Consignes:
1: D'après le texte présenté, quel jour Marie Sublon, sa fille Madeleine et le petit Jean-François ont-ils été retrouvés morts ?
2: Recopiez sans modification le passage du texte présenté qui va de « Dans les forêts vosgiennes, le » jusqu'à « mais finalement acquitté. » inclus.

Texte présenté:
>>>>

Dans les forêts vosgiennes, plus de 70 ans après les faits, un homme épris de justice, Gérard Villemin, veut rompre le silence établi depuis plus de 70 ans et affronter les tabous d’une des pages les plus sombres et les plus héroïques de la résistance française.

Bénéficiaire de l’aide à l’écriture de l’Agence culturelle du Grand Est. Lauréat de la Bourse Brouillon d’un rêve de la SCAM.

Coproduction : SUPERMOUCHE PRODUCTIONS et FRANCE TELEVISIONS

Dans les forêts vosgiennes, le 30 août 1945, Marie Sublon, sa fille Madeleine et le petit Jean-François, trois ans, sont retrouvés morts dans leur ferme particulièrement isolée de la vallée du Rabodeau. Le même jour, à quelques kilomètres de là, le facteur découvre les corps inanimés des époux Rulhmann et de leurs deux enfants de trois ans et deux ans. Deux familles de « collabos », d’après la rumeur. Cinq ans plus tard, une lettre anonyme dénonce Fernand Caritey, le chef local de la Résistance. Lors de son procès, il sera reconnu coupable de ces meurtres, mais finalement acquitté.

<<<<

Extrait des données:

>>>>

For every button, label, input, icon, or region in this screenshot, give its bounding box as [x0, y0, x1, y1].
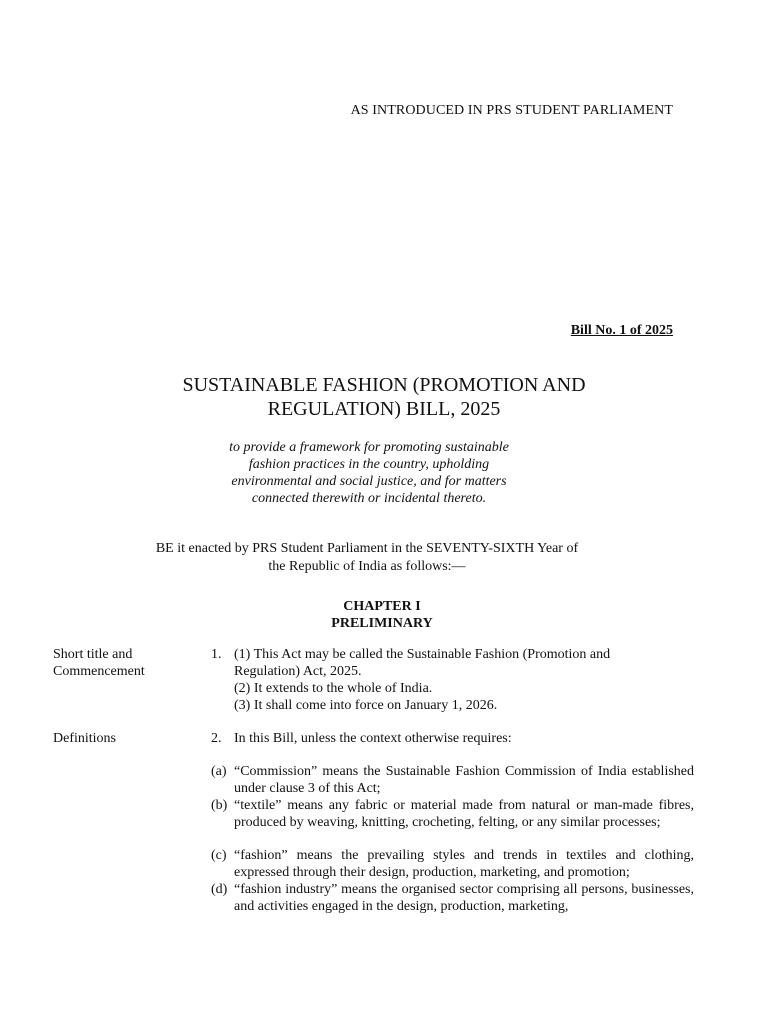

<<<<

Réponses attendues:
1: Le 30 août 1945.

2:
Dans les forêts vosgiennes, le 30 août 1945, Marie Sublon, sa fille Madeleine et le petit Jean-François, trois ans, sont retrouvés morts dans leur ferme particulièrement isolée de la vallée du Rabodeau. Le même jour, à quelques kilomètres de là, le facteur découvre les corps inanimés des époux Rulhmann et de leurs deux enfants de trois ans et deux ans. Deux familles de « collabos », d’après la rumeur. Cinq ans plus tard, une lettre anonyme dénonce Fernand Caritey, le chef local de la Résistance. Lors de son procès, il sera reconnu coupable de ces meurtres, mais finalement acquitté.